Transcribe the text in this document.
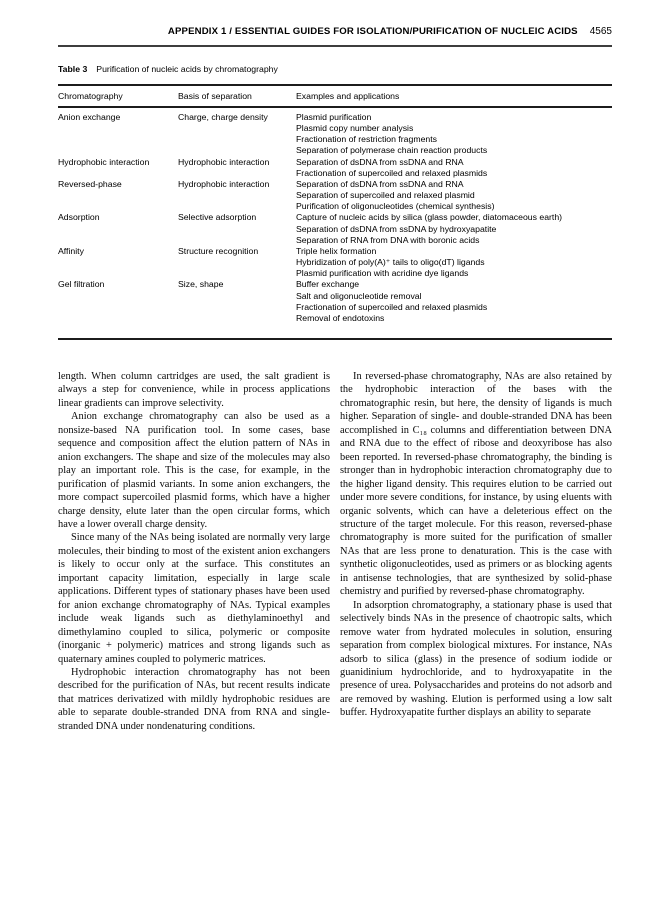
APPENDIX 1 / ESSENTIAL GUIDES FOR ISOLATION/PURIFICATION OF NUCLEIC ACIDS 4565
Table 3 Purification of nucleic acids by chromatography
Chromatography	Basis of separation	Examples and applications
Anion exchange	Charge, charge density	Plasmid purification
Plasmid copy number analysis
Fractionation of restriction fragments
Separation of polymerase chain reaction products
Hydrophobic interaction	Hydrophobic interaction	Separation of dsDNA from ssDNA and RNA
Fractionation of supercoiled and relaxed plasmids
Reversed-phase	Hydrophobic interaction	Separation of dsDNA from ssDNA and RNA
Separation of supercoiled and relaxed plasmid
Purification of oligonucleotides (chemical synthesis)
Adsorption	Selective adsorption	Capture of nucleic acids by silica (glass powder, diatomaceous earth)
Separation of dsDNA from ssDNA by hydroxyapatite
Separation of RNA from DNA with boronic acids
Affinity	Structure recognition	Triple helix formation
Hybridization of poly(A)⁺ tails to oligo(dT) ligands
Plasmid purification with acridine dye ligands
Gel filtration	Size, shape	Buffer exchange
Salt and oligonucleotide removal
Fractionation of supercoiled and relaxed plasmids
Removal of endotoxins

length. When column cartridges are used, the salt gradient is always a step for convenience, while in process applications linear gradients can improve selectivity.

Anion exchange chromatography can also be used as a nonsize-based NA purification tool. In some cases, base sequence and composition affect the elution pattern of NAs in anion exchangers. The shape and size of the molecules may also play an important role. This is the case, for example, in the purification of plasmid variants. In some anion exchangers, the more compact supercoiled plasmid forms, which have a higher charge density, elute later than the open circular forms, which have a lower overall charge density.

Since many of the NAs being isolated are normally very large molecules, their binding to most of the existent anion exchangers is likely to occur only at the surface. This constitutes an important capacity limitation, especially in large scale applications. Different types of stationary phases have been used for anion exchange chromatography of NAs. Typical examples include weak ligands such as diethylaminoethyl and dimethylamino coupled to silica, polymeric or composite (inorganic + polymeric) matrices and strong ligands such as quaternary amines coupled to polymeric matrices.

Hydrophobic interaction chromatography has not been described for the purification of NAs, but recent results indicate that matrices derivatized with mildly hydrophobic residues are able to separate double-stranded DNA from RNA and single-stranded DNA under nondenaturing conditions.

In reversed-phase chromatography, NAs are also retained by the hydrophobic interaction of the bases with the chromatographic resin, but here, the density of ligands is much higher. Separation of single- and double-stranded DNA has been accomplished in C₁₈ columns and differentiation between DNA and RNA due to the effect of ribose and deoxyribose has also been reported. In reversed-phase chromatography, the binding is stronger than in hydrophobic interaction chromatography due to the higher ligand density. This requires elution to be carried out under more severe conditions, for instance, by using eluents with organic solvents, which can have a deleterious effect on the structure of the target molecule. For this reason, reversed-phase chromatography is more suited for the purification of smaller NAs that are less prone to denaturation. This is the case with synthetic oligonucleotides, used as primers or as blocking agents in antisense technologies, that are synthesized by solid-phase chemistry and purified by reversed-phase chromatography.

In adsorption chromatography, a stationary phase is used that selectively binds NAs in the presence of chaotropic salts, which remove water from hydrated molecules in solution, ensuring separation from complex biological mixtures. For instance, NAs adsorb to silica (glass) in the presence of sodium iodide or guanidinium hydrochloride, and to hydroxyapatite in the presence of urea. Polysaccharides and proteins do not adsorb and are removed by washing. Elution is performed using a low salt buffer. Hydroxyapatite further displays an ability to separate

——————————

Search the material for the word "dsDNA" and copy every matching line.

▶ _Solution for this exercise_
Hydrophobic interaction	Hydrophobic interaction	Separation of dsDNA from ssDNA and RNA
Reversed-phase	Hydrophobic interaction	Separation of dsDNA from ssDNA and RNA
Separation of dsDNA from ssDNA by hydroxyapatite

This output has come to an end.